## DIRECTIONS:
Reproduce all of the data exactly.

********************

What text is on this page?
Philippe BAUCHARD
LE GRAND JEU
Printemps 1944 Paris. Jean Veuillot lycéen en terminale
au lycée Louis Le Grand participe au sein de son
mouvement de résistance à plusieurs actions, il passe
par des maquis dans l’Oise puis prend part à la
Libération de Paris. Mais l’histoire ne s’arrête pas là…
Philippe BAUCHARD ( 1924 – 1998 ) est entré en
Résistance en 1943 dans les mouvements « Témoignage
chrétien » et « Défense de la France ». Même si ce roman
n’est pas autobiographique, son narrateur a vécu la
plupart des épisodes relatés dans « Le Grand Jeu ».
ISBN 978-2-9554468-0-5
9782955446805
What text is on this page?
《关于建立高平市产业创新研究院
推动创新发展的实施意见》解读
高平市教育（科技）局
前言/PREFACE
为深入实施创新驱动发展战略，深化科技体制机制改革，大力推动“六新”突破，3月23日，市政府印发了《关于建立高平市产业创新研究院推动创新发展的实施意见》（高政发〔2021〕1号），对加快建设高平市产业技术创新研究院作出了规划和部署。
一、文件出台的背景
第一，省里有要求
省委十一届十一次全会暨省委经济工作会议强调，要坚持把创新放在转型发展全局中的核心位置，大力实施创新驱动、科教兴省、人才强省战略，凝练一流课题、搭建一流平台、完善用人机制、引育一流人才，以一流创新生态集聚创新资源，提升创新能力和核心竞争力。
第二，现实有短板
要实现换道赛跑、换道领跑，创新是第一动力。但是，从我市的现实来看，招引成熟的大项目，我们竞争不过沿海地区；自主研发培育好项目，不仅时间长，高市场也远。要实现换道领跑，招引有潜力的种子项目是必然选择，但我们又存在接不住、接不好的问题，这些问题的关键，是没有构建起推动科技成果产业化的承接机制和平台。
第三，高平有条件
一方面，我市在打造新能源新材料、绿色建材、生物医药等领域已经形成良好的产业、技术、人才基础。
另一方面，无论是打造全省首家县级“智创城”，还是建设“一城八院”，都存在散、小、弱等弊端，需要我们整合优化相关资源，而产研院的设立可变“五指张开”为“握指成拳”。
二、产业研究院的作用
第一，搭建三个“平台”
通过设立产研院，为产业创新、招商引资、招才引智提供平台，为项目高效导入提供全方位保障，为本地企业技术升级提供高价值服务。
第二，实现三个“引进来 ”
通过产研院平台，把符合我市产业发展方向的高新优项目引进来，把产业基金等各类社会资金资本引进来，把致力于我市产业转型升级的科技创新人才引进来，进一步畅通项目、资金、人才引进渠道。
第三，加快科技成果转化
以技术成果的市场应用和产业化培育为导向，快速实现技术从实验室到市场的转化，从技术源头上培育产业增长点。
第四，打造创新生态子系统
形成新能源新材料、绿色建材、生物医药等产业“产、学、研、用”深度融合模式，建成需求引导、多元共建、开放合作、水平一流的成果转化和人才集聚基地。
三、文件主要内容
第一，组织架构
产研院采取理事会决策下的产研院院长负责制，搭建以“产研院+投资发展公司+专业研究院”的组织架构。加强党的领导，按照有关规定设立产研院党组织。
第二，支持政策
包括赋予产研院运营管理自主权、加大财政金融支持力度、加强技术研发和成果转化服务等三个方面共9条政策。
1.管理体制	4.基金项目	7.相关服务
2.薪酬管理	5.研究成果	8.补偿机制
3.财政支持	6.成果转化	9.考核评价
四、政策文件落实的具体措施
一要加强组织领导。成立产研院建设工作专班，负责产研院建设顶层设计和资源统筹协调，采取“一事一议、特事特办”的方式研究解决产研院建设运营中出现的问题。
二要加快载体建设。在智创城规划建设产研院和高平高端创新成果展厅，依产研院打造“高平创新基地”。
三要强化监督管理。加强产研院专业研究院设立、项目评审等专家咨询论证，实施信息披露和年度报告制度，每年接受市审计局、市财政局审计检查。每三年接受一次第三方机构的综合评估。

********************

## OUTPUT BELOW:
What text is on this page?
Philippe BAUCHARD
LE GRAND JEU
Printemps 1944 Paris. Jean Veuillot lycéen en terminale
au lycée Louis Le Grand participe au sein de son
mouvement de résistance à plusieurs actions, il passe
par des maquis dans l’Oise puis prend part à la
Libération de Paris. Mais l’histoire ne s’arrête pas là…
Philippe BAUCHARD ( 1924 – 1998 ) est entré en
Résistance en 1943 dans les mouvements « Témoignage
chrétien » et « Défense de la France ». Même si ce roman
n’est pas autobiographique, son narrateur a vécu la
plupart des épisodes relatés dans « Le Grand Jeu ».
ISBN 978-2-9554468-0-5
9782955446805
What text is on this page?
《关于建立高平市产业创新研究院
推动创新发展的实施意见》解读
高平市教育（科技）局
前言/PREFACE
为深入实施创新驱动发展战略，深化科技体制机制改革，大力推动“六新”突破，3月23日，市政府印发了《关于建立高平市产业创新研究院推动创新发展的实施意见》（高政发〔2021〕1号），对加快建设高平市产业技术创新研究院作出了规划和部署。
一、文件出台的背景
第一，省里有要求
省委十一届十一次全会暨省委经济工作会议强调，要坚持把创新放在转型发展全局中的核心位置，大力实施创新驱动、科教兴省、人才强省战略，凝练一流课题、搭建一流平台、完善用人机制、引育一流人才，以一流创新生态集聚创新资源，提升创新能力和核心竞争力。
第二，现实有短板
要实现换道赛跑、换道领跑，创新是第一动力。但是，从我市的现实来看，招引成熟的大项目，我们竞争不过沿海地区；自主研发培育好项目，不仅时间长，高市场也远。要实现换道领跑，招引有潜力的种子项目是必然选择，但我们又存在接不住、接不好的问题，这些问题的关键，是没有构建起推动科技成果产业化的承接机制和平台。
第三，高平有条件
一方面，我市在打造新能源新材料、绿色建材、生物医药等领域已经形成良好的产业、技术、人才基础。
另一方面，无论是打造全省首家县级“智创城”，还是建设“一城八院”，都存在散、小、弱等弊端，需要我们整合优化相关资源，而产研院的设立可变“五指张开”为“握指成拳”。
二、产业研究院的作用
第一，搭建三个“平台”
通过设立产研院，为产业创新、招商引资、招才引智提供平台，为项目高效导入提供全方位保障，为本地企业技术升级提供高价值服务。
第二，实现三个“引进来 ”
通过产研院平台，把符合我市产业发展方向的高新优项目引进来，把产业基金等各类社会资金资本引进来，把致力于我市产业转型升级的科技创新人才引进来，进一步畅通项目、资金、人才引进渠道。
第三，加快科技成果转化
以技术成果的市场应用和产业化培育为导向，快速实现技术从实验室到市场的转化，从技术源头上培育产业增长点。
第四，打造创新生态子系统
形成新能源新材料、绿色建材、生物医药等产业“产、学、研、用”深度融合模式，建成需求引导、多元共建、开放合作、水平一流的成果转化和人才集聚基地。
三、文件主要内容
第一，组织架构
产研院采取理事会决策下的产研院院长负责制，搭建以“产研院+投资发展公司+专业研究院”的组织架构。加强党的领导，按照有关规定设立产研院党组织。
第二，支持政策
包括赋予产研院运营管理自主权、加大财政金融支持力度、加强技术研发和成果转化服务等三个方面共9条政策。
1.管理体制	4.基金项目	7.相关服务
2.薪酬管理	5.研究成果	8.补偿机制
3.财政支持	6.成果转化	9.考核评价
四、政策文件落实的具体措施
一要加强组织领导。成立产研院建设工作专班，负责产研院建设顶层设计和资源统筹协调，采取“一事一议、特事特办”的方式研究解决产研院建设运营中出现的问题。
二要加快载体建设。在智创城规划建设产研院和高平高端创新成果展厅，依产研院打造“高平创新基地”。
三要强化监督管理。加强产研院专业研究院设立、项目评审等专家咨询论证，实施信息披露和年度报告制度，每年接受市审计局、市财政局审计检查。每三年接受一次第三方机构的综合评估。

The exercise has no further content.